=== EXERCISE DETAILS ===
Go through the entries below and copy each line containing the word "color".

* start DATA SUPPLIED *

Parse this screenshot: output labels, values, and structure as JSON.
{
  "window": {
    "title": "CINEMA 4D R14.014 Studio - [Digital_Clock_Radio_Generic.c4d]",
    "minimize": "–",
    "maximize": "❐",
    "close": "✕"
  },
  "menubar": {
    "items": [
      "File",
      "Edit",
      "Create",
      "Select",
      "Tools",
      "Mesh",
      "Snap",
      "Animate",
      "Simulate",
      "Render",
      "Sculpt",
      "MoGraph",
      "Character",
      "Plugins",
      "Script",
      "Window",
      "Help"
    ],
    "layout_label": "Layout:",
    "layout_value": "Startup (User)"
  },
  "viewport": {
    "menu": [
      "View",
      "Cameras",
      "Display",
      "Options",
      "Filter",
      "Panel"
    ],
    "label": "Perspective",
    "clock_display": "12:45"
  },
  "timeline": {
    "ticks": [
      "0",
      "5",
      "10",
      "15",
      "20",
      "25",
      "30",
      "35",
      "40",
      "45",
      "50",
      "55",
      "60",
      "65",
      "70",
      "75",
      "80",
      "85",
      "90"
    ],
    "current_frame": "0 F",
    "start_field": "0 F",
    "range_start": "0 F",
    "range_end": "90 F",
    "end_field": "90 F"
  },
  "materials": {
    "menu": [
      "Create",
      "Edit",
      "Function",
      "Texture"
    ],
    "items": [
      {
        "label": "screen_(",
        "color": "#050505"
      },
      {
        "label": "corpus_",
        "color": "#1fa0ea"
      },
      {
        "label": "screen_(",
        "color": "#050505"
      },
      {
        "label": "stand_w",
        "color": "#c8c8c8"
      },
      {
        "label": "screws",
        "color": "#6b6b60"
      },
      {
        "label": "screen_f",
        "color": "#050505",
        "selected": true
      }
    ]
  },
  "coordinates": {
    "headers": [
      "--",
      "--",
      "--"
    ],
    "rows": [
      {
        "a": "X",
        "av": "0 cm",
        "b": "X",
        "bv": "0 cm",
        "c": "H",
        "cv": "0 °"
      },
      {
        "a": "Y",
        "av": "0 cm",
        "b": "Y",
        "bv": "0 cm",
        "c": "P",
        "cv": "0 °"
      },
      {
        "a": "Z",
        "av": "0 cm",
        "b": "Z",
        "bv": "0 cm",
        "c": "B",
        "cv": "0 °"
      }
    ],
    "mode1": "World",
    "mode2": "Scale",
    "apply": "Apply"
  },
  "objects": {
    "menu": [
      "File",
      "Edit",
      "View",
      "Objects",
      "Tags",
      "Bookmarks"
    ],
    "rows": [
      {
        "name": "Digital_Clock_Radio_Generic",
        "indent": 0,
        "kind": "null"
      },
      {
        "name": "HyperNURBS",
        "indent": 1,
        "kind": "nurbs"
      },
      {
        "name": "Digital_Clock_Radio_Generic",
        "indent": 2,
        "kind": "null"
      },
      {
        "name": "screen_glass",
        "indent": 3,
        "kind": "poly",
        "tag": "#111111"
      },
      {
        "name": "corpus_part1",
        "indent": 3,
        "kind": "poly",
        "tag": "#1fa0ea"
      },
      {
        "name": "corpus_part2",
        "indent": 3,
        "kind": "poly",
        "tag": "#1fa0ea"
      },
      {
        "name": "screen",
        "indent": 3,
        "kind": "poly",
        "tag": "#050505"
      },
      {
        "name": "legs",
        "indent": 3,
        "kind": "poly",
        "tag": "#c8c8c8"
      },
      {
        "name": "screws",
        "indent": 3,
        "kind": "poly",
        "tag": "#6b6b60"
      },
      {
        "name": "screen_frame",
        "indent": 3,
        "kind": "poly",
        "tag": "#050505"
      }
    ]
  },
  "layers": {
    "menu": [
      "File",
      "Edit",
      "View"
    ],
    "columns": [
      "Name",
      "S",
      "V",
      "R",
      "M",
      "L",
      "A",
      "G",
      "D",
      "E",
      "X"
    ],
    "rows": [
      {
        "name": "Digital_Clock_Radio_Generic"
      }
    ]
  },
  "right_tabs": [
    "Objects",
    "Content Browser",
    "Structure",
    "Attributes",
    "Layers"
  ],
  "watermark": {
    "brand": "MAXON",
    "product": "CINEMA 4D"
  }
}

* end DATA SUPPLIED *

=== RESPONSE ===
        "color": "#050505"
        "color": "#1fa0ea"
        "color": "#050505"
        "color": "#c8c8c8"
        "color": "#6b6b60"
        "color": "#050505",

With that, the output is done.